---- RECORD EXCERPTS
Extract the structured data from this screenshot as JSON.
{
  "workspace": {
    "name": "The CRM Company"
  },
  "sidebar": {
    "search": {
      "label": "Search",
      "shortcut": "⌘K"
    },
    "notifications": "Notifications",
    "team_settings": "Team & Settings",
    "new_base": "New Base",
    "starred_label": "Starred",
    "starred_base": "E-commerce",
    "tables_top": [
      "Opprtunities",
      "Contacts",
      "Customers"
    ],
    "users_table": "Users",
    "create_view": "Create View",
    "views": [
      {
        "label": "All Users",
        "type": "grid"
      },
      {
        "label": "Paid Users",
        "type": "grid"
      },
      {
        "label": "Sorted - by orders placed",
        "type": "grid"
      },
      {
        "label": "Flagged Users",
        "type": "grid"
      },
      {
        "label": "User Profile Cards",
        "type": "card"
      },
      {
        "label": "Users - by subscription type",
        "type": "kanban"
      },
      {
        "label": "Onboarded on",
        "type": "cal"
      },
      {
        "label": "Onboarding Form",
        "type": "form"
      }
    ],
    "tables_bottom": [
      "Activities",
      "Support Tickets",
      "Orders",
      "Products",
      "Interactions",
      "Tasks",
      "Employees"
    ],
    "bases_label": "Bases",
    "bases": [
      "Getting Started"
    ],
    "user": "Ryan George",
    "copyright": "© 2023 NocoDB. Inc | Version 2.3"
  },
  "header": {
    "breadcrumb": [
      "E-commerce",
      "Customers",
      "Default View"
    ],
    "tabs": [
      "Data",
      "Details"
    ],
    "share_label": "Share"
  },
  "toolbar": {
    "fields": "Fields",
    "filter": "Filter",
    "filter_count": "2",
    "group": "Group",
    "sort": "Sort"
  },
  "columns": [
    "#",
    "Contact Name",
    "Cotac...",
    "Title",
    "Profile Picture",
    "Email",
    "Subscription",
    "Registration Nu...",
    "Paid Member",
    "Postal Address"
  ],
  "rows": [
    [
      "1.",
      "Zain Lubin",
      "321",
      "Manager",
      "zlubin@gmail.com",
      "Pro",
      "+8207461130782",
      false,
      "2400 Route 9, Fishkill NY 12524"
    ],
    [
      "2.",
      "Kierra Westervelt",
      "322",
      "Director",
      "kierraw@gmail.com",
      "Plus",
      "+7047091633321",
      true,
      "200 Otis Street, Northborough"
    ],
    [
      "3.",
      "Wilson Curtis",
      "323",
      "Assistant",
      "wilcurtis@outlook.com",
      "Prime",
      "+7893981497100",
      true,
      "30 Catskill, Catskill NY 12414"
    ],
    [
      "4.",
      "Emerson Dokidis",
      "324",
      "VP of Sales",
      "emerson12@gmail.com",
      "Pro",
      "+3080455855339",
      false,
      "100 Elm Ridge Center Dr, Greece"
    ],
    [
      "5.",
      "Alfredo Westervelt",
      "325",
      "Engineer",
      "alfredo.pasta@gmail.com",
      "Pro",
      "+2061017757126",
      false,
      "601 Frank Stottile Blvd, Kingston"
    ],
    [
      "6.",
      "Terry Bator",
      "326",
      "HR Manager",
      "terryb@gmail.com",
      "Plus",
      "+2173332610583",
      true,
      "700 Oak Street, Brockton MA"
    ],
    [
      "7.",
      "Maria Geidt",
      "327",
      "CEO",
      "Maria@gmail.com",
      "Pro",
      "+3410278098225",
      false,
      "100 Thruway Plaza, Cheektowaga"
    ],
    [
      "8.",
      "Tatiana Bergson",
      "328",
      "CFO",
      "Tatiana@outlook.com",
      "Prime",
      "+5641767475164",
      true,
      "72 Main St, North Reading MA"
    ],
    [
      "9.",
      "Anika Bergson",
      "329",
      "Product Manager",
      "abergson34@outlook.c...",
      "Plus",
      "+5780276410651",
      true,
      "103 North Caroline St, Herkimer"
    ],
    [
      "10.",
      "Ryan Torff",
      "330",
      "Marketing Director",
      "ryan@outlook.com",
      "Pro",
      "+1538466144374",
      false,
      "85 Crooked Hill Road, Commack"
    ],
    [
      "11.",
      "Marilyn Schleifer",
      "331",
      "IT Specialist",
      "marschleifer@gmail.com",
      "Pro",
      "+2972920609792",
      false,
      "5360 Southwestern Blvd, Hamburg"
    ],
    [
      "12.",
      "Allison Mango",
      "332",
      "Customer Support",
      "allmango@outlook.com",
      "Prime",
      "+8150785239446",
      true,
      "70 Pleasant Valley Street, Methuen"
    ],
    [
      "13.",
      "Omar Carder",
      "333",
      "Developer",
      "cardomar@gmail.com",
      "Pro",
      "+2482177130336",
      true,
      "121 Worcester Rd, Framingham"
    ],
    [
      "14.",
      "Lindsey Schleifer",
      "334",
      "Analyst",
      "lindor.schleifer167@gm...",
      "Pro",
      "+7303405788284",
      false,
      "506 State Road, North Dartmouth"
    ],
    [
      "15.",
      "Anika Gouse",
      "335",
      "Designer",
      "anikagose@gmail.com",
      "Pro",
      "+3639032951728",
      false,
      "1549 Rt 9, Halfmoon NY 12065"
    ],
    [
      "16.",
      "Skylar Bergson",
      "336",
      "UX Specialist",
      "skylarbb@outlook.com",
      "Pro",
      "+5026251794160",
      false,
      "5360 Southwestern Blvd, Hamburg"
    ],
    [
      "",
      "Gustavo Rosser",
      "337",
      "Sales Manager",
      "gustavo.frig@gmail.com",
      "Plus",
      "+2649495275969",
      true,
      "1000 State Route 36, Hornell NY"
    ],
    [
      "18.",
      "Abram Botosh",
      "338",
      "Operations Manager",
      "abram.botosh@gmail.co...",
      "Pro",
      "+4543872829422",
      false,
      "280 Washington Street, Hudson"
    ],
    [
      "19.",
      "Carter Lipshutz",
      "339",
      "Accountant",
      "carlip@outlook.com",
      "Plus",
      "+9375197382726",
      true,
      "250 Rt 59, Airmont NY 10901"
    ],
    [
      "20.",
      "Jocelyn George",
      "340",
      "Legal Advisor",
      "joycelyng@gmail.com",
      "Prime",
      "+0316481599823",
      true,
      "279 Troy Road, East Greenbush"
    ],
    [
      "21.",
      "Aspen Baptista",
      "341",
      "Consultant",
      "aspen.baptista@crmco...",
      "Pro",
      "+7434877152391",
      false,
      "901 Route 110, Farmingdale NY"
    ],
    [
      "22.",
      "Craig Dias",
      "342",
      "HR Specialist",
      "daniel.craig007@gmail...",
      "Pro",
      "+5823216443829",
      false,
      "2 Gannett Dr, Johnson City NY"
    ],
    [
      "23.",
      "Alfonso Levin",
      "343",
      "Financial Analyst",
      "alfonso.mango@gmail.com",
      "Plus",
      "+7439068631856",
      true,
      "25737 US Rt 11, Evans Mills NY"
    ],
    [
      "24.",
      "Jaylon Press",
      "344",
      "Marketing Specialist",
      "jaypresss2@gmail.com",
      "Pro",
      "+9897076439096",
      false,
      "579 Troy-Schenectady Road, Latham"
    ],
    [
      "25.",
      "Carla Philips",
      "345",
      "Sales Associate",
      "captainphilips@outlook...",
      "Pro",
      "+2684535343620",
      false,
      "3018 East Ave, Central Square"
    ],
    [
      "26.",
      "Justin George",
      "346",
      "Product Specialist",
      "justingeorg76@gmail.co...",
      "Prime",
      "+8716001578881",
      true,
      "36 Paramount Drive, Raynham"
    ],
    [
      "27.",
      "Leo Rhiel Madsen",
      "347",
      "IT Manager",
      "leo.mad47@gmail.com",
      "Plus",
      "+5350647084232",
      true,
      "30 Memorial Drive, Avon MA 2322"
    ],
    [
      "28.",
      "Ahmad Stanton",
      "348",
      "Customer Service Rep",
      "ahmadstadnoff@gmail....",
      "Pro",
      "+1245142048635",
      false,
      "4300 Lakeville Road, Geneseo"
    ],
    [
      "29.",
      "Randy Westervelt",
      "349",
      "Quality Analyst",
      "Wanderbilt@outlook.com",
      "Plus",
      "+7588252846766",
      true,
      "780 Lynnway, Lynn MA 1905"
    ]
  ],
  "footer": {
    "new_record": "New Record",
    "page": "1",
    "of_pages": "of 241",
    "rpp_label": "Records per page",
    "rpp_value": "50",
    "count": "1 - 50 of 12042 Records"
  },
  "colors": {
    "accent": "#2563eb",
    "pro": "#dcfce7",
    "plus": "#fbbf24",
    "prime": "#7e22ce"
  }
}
--------
Wherever the string "Westervelt" appears in the records above, copy the line it sits in.

WRITTEN REPLY
      "Kierra Westervelt",
      "Alfredo Westervelt",
      "Randy Westervelt",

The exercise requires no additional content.